_Directions_
List each line of the data that holds the word "сборов".

[START Record set]

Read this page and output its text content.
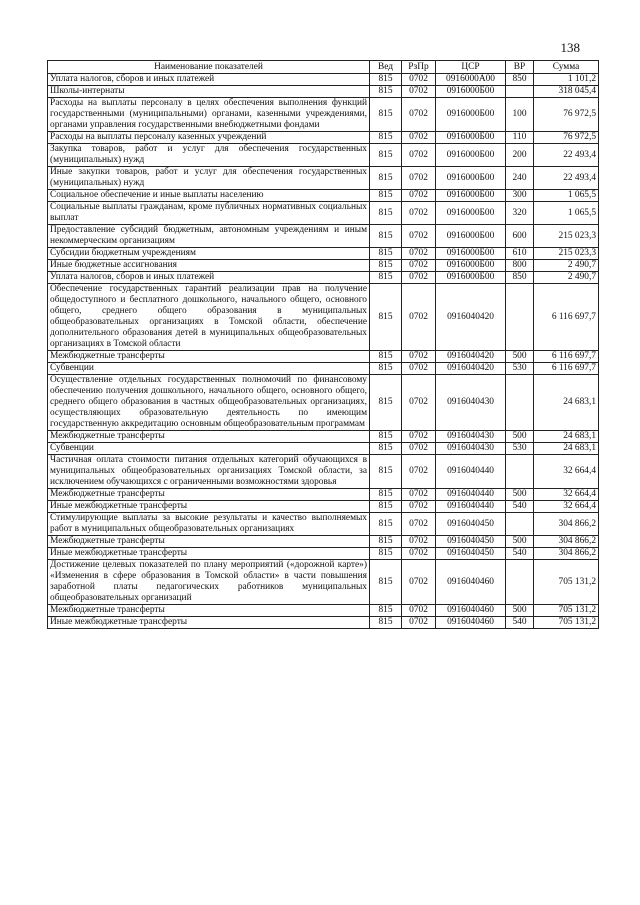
138
Наименование показателей	Вед	РзПр	ЦСР	ВР	Сумма
Уплата налогов, сборов и иных платежей	815	0702	0916000А00	850	1 101,2
Школы-интернаты	815	0702	0916000Б00		318 045,4
Расходы на выплаты персоналу в целях обеспечения выполнения функций государственными (муниципальными) органами, казенными учреждениями, органами управления государственными внебюджетными фондами	815	0702	0916000Б00	100	76 972,5
Расходы на выплаты персоналу казенных учреждений	815	0702	0916000Б00	110	76 972,5
Закупка товаров, работ и услуг для обеспечения государственных (муниципальных) нужд	815	0702	0916000Б00	200	22 493,4
Иные закупки товаров, работ и услуг для обеспечения государственных (муниципальных) нужд	815	0702	0916000Б00	240	22 493,4
Социальное обеспечение и иные выплаты населению	815	0702	0916000Б00	300	1 065,5
Социальные выплаты гражданам, кроме публичных нормативных социальных выплат	815	0702	0916000Б00	320	1 065,5
Предоставление субсидий бюджетным, автономным учреждениям и иным некоммерческим организациям	815	0702	0916000Б00	600	215 023,3
Субсидии бюджетным учреждениям	815	0702	0916000Б00	610	215 023,3
Иные бюджетные ассигнования	815	0702	0916000Б00	800	2 490,7
Уплата налогов, сборов и иных платежей	815	0702	0916000Б00	850	2 490,7
Обеспечение государственных гарантий реализации прав на получение общедоступного и бесплатного дошкольного, начального общего, основного общего, среднего общего образования в муниципальных общеобразовательных организациях в Томской области, обеспечение дополнительного образования детей в муниципальных общеобразовательных организациях в Томской области	815	0702	0916040420		6 116 697,7
Межбюджетные трансферты	815	0702	0916040420	500	6 116 697,7
Субвенции	815	0702	0916040420	530	6 116 697,7
Осуществление отдельных государственных полномочий по финансовому обеспечению получения дошкольного, начального общего, основного общего, среднего общего образования в частных общеобразовательных организациях, осуществляющих образовательную деятельность по имеющим государственную аккредитацию основным общеобразовательным программам	815	0702	0916040430		24 683,1
Межбюджетные трансферты	815	0702	0916040430	500	24 683,1
Субвенции	815	0702	0916040430	530	24 683,1
Частичная оплата стоимости питания отдельных категорий обучающихся в муниципальных общеобразовательных организациях Томской области, за исключением обучающихся с ограниченными возможностями здоровья	815	0702	0916040440		32 664,4
Межбюджетные трансферты	815	0702	0916040440	500	32 664,4
Иные межбюджетные трансферты	815	0702	0916040440	540	32 664,4
Стимулирующие выплаты за высокие результаты и качество выполняемых работ в муниципальных общеобразовательных организациях	815	0702	0916040450		304 866,2
Межбюджетные трансферты	815	0702	0916040450	500	304 866,2
Иные межбюджетные трансферты	815	0702	0916040450	540	304 866,2
Достижение целевых показателей по плану мероприятий («дорожной карте») «Изменения в сфере образования в Томской области» в части повышения заработной платы педагогических работников муниципальных общеобразовательных организаций	815	0702	0916040460		705 131,2
Межбюджетные трансферты	815	0702	0916040460	500	705 131,2
Иные межбюджетные трансферты	815	0702	0916040460	540	705 131,2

[END Record set]

_The completed task_
Уплата налогов, сборов и иных платежей	815	0702	0916000А00	850	1 101,2
Уплата налогов, сборов и иных платежей	815	0702	0916000Б00	850	2 490,7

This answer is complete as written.